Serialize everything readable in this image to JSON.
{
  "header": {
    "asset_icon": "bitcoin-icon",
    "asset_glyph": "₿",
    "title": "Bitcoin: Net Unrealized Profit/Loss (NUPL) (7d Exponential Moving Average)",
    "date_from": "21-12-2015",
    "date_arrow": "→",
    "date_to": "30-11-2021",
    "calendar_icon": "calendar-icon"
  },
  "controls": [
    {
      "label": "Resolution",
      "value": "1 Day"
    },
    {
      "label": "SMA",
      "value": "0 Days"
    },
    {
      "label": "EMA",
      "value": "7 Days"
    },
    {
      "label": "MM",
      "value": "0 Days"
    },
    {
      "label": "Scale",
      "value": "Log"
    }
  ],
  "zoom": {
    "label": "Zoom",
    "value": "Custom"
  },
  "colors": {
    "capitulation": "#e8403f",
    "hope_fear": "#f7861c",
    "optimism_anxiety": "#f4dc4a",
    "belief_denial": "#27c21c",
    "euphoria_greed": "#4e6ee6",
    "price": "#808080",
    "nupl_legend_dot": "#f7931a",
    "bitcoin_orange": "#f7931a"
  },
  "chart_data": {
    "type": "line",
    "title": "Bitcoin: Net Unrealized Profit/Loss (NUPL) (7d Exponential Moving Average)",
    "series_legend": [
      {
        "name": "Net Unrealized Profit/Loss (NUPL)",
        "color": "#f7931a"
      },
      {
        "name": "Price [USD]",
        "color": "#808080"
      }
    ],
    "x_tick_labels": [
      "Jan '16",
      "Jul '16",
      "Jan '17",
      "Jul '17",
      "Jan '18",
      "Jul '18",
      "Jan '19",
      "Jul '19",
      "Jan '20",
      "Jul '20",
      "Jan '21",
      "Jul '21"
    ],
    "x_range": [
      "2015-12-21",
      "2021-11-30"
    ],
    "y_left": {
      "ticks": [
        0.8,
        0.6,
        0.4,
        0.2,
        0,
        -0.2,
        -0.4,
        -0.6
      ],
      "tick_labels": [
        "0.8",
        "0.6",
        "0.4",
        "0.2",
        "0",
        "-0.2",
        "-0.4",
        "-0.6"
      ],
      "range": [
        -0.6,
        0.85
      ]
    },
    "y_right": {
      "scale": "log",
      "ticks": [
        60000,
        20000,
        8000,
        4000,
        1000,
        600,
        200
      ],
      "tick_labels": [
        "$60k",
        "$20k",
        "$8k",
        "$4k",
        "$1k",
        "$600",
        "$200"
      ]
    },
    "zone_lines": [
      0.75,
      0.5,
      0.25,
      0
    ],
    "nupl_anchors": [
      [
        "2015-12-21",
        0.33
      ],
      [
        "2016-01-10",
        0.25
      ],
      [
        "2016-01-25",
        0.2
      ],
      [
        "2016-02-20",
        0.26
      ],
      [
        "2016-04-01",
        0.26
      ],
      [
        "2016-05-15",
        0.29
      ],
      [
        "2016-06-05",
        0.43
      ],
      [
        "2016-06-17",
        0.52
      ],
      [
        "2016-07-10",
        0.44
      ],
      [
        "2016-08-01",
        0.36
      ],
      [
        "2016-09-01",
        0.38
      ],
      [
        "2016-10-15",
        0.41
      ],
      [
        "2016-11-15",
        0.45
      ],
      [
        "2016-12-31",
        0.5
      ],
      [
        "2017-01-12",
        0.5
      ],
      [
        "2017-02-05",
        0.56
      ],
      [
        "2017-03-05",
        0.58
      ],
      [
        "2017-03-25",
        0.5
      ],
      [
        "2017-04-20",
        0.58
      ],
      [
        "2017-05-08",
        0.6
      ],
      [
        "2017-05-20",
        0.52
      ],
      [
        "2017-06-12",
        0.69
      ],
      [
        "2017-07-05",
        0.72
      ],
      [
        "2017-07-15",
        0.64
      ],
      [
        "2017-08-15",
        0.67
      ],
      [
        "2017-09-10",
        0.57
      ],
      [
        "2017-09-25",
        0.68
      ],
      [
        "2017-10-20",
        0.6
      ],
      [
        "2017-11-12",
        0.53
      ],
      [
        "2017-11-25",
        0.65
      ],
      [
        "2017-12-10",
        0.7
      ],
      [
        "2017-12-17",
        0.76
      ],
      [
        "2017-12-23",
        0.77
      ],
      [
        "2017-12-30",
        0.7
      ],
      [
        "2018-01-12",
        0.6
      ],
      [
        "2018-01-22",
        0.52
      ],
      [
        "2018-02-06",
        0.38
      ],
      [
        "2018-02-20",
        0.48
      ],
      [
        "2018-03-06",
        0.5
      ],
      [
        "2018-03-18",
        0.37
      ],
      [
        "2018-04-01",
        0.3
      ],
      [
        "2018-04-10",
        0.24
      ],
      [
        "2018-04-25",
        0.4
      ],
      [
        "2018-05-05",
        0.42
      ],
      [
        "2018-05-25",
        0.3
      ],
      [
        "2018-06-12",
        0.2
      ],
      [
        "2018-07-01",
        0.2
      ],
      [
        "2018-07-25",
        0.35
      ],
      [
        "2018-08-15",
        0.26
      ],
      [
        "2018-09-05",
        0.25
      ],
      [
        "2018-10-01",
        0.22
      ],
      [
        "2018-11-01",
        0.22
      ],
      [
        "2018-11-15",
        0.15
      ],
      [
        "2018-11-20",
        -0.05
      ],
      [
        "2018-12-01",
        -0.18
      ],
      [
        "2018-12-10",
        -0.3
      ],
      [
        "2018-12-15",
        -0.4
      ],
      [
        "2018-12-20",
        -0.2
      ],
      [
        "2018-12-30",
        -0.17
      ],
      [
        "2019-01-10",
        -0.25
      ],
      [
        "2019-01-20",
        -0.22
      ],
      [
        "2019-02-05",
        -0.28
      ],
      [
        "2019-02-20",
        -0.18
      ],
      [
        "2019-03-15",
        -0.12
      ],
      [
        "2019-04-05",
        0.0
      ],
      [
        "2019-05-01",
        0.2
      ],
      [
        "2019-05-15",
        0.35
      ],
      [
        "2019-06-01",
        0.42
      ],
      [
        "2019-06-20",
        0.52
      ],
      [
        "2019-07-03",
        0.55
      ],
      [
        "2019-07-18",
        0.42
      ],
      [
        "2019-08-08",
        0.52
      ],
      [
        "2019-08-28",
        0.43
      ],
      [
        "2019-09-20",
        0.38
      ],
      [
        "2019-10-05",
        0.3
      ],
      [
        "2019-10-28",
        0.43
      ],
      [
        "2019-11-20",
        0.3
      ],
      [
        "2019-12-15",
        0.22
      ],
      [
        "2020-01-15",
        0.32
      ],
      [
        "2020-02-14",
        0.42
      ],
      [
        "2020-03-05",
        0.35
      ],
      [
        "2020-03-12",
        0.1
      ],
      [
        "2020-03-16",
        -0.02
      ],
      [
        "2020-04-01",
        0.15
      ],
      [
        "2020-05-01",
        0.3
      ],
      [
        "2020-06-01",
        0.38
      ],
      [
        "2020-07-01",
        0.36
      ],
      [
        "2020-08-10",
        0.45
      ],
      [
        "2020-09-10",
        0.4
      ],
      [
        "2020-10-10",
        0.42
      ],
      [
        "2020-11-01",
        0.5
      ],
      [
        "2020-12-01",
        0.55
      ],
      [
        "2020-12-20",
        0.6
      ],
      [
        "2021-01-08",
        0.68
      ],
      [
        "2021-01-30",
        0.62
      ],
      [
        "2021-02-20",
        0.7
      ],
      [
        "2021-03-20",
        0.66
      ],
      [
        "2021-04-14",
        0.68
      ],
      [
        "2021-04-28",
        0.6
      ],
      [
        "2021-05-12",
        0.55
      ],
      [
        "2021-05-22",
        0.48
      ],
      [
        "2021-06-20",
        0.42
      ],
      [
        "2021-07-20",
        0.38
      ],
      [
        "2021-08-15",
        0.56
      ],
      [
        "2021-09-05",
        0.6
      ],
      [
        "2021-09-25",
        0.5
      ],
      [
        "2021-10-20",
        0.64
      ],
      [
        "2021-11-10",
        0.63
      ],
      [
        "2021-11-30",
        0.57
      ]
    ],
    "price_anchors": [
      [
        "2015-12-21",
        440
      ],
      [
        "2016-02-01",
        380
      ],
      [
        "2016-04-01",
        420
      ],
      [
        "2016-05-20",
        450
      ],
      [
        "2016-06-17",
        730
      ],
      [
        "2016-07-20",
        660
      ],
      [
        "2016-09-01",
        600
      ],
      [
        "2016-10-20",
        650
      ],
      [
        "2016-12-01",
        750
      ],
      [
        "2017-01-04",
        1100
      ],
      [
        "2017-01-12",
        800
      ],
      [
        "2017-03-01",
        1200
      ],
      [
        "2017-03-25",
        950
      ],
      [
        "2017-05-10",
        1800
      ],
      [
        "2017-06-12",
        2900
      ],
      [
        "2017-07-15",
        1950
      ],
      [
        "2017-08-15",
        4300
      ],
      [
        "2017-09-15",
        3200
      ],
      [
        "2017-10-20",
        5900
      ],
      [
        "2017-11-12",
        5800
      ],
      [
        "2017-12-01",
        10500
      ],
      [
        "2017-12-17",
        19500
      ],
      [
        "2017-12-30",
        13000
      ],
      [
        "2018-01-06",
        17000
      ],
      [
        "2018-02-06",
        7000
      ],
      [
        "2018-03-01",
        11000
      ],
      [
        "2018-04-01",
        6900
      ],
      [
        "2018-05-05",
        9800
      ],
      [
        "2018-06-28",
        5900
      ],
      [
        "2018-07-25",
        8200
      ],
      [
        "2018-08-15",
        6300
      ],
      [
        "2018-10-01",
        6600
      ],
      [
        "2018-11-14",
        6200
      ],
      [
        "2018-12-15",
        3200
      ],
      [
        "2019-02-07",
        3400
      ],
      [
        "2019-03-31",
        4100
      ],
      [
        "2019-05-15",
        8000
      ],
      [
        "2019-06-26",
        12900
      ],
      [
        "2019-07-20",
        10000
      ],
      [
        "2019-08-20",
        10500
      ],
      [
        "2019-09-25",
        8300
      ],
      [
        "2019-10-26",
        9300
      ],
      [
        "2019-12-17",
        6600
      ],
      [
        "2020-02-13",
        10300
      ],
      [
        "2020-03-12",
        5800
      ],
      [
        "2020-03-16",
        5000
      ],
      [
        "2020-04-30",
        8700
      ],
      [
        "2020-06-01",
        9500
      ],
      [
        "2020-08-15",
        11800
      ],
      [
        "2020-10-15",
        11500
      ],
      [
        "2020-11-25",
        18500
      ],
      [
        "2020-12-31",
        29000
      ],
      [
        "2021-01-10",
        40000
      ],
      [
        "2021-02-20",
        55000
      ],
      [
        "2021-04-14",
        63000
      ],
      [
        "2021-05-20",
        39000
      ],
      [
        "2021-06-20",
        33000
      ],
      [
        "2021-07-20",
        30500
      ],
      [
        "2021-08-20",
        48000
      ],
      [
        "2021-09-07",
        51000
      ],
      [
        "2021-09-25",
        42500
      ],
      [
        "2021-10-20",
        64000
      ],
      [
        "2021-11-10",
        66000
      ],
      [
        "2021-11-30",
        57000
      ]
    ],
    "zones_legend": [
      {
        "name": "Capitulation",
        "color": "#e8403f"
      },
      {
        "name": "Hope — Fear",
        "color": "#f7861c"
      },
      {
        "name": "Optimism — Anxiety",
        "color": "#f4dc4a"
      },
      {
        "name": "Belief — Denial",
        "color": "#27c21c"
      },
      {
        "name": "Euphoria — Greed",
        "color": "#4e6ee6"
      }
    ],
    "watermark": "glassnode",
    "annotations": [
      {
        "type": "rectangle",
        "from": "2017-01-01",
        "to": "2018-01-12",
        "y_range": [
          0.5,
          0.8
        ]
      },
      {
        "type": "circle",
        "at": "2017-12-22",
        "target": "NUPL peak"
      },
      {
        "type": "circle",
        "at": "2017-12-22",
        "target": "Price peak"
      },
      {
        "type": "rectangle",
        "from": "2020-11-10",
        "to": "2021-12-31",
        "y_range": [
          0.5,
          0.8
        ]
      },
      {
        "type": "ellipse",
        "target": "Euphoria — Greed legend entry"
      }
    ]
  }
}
■ ■ ■
To be done
Copy out every line of the material above that mentions the word "icon".

Right answer
    "asset_icon": "bitcoin-icon",
    "calendar_icon": "calendar-icon"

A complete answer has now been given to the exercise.